## start Task inputs

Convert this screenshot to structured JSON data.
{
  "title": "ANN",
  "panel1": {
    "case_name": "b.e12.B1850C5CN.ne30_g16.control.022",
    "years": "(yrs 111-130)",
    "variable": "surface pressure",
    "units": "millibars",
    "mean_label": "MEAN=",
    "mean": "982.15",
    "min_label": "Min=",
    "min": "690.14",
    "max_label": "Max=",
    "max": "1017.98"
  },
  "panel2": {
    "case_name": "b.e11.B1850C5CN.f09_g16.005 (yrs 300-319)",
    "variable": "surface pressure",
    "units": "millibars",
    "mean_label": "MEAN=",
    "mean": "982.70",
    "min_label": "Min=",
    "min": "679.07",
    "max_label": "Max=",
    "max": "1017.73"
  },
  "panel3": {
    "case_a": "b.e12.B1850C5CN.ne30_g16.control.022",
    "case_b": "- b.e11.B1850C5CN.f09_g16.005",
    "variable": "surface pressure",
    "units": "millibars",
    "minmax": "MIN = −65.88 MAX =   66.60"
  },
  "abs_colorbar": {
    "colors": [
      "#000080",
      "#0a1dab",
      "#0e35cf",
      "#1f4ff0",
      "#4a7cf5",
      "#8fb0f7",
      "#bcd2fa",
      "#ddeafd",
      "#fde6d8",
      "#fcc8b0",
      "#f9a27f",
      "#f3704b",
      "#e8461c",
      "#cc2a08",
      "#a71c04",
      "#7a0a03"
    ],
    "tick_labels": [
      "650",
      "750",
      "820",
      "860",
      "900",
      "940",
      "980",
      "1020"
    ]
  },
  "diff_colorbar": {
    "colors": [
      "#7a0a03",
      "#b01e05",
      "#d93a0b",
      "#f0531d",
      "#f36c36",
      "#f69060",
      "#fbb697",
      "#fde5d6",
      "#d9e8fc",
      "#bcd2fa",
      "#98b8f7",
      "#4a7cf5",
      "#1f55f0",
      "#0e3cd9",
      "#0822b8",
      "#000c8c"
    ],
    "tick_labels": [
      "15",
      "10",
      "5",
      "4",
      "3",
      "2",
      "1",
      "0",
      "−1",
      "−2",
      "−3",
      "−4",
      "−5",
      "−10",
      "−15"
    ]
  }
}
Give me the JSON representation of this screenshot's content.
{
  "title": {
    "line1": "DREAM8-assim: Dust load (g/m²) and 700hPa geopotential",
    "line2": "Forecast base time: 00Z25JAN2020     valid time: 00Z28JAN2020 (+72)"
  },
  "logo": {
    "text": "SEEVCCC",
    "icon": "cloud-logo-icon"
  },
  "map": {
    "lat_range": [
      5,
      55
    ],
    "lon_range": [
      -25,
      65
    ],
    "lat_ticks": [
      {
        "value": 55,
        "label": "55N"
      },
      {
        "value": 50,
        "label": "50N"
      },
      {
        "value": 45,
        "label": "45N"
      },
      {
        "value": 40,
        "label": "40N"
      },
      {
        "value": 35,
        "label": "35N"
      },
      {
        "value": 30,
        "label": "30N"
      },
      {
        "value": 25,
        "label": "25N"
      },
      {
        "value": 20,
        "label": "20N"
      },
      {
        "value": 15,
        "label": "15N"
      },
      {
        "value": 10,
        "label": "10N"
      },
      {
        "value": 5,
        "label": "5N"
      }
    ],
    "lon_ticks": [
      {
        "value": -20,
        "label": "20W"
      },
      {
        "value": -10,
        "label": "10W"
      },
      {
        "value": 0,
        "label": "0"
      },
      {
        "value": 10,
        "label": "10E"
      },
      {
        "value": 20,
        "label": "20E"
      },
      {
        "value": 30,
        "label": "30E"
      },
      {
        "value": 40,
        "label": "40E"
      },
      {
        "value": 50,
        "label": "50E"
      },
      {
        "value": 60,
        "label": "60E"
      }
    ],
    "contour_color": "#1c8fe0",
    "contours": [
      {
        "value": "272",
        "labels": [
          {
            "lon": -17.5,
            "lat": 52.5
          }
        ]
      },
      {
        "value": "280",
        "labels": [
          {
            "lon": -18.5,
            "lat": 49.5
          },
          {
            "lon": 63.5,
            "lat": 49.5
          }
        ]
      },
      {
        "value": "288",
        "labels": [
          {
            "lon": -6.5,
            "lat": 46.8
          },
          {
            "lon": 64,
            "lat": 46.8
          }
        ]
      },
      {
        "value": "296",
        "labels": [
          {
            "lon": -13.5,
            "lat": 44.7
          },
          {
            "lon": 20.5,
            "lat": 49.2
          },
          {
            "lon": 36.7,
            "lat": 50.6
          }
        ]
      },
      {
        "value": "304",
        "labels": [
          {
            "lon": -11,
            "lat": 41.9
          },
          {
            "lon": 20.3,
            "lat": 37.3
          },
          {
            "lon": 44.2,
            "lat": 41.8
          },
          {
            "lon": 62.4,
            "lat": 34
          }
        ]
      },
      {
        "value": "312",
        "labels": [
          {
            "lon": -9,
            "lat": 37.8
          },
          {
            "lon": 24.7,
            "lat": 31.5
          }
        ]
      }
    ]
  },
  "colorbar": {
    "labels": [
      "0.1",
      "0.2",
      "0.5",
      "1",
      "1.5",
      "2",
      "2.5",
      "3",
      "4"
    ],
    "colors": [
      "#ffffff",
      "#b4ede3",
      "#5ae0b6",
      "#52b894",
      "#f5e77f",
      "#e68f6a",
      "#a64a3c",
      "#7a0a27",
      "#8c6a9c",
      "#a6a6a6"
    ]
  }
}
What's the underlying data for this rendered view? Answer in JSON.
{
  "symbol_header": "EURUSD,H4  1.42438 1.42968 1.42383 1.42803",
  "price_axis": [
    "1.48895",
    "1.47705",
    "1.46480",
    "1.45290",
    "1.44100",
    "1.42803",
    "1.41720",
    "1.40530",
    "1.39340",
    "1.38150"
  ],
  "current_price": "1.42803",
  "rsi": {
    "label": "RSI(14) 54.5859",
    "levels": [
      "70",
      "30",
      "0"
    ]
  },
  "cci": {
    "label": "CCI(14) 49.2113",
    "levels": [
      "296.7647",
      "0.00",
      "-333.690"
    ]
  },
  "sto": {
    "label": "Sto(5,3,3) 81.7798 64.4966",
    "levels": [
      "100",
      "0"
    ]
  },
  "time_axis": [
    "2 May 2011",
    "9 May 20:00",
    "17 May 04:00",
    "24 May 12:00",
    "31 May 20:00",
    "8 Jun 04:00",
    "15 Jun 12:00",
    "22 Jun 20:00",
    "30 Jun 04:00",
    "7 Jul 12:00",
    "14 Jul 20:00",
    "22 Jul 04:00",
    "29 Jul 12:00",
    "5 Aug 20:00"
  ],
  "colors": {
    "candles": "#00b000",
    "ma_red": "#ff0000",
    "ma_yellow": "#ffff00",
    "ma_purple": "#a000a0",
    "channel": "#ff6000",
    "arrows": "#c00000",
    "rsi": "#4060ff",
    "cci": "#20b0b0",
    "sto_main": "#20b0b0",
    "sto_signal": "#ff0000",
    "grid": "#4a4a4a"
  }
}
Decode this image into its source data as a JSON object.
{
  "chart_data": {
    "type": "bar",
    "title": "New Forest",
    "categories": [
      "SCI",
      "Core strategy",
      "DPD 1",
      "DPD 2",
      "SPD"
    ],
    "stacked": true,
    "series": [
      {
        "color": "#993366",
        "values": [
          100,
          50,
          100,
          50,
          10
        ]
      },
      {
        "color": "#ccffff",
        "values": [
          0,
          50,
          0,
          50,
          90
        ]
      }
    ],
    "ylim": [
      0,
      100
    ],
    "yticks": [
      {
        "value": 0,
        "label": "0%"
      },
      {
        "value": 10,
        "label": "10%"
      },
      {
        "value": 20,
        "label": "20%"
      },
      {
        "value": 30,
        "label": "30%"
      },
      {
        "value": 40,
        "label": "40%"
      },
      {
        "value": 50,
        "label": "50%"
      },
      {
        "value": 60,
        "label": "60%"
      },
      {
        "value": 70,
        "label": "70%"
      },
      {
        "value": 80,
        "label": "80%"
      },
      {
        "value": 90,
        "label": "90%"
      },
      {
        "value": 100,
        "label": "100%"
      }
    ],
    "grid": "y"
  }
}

## end Task inputs

▶ _Written problem_: Return, word for word, each line from the line that contains "Decode this image" to the end of the listing above; include both end lines and nothing else.

▶ _Final answer_:
Decode this image into its source data as a JSON object.
{
  "chart_data": {
    "type": "bar",
    "title": "New Forest",
    "categories": [
      "SCI",
      "Core strategy",
      "DPD 1",
      "DPD 2",
      "SPD"
    ],
    "stacked": true,
    "series": [
      {
        "color": "#993366",
        "values": [
          100,
          50,
          100,
          50,
          10
        ]
      },
      {
        "color": "#ccffff",
        "values": [
          0,
          50,
          0,
          50,
          90
        ]
      }
    ],
    "ylim": [
      0,
      100
    ],
    "yticks": [
      {
        "value": 0,
        "label": "0%"
      },
      {
        "value": 10,
        "label": "10%"
      },
      {
        "value": 20,
        "label": "20%"
      },
      {
        "value": 30,
        "label": "30%"
      },
      {
        "value": 40,
        "label": "40%"
      },
      {
        "value": 50,
        "label": "50%"
      },
      {
        "value": 60,
        "label": "60%"
      },
      {
        "value": 70,
        "label": "70%"
      },
      {
        "value": 80,
        "label": "80%"
      },
      {
        "value": 90,
        "label": "90%"
      },
      {
        "value": 100,
        "label": "100%"
      }
    ],
    "grid": "y"
  }
}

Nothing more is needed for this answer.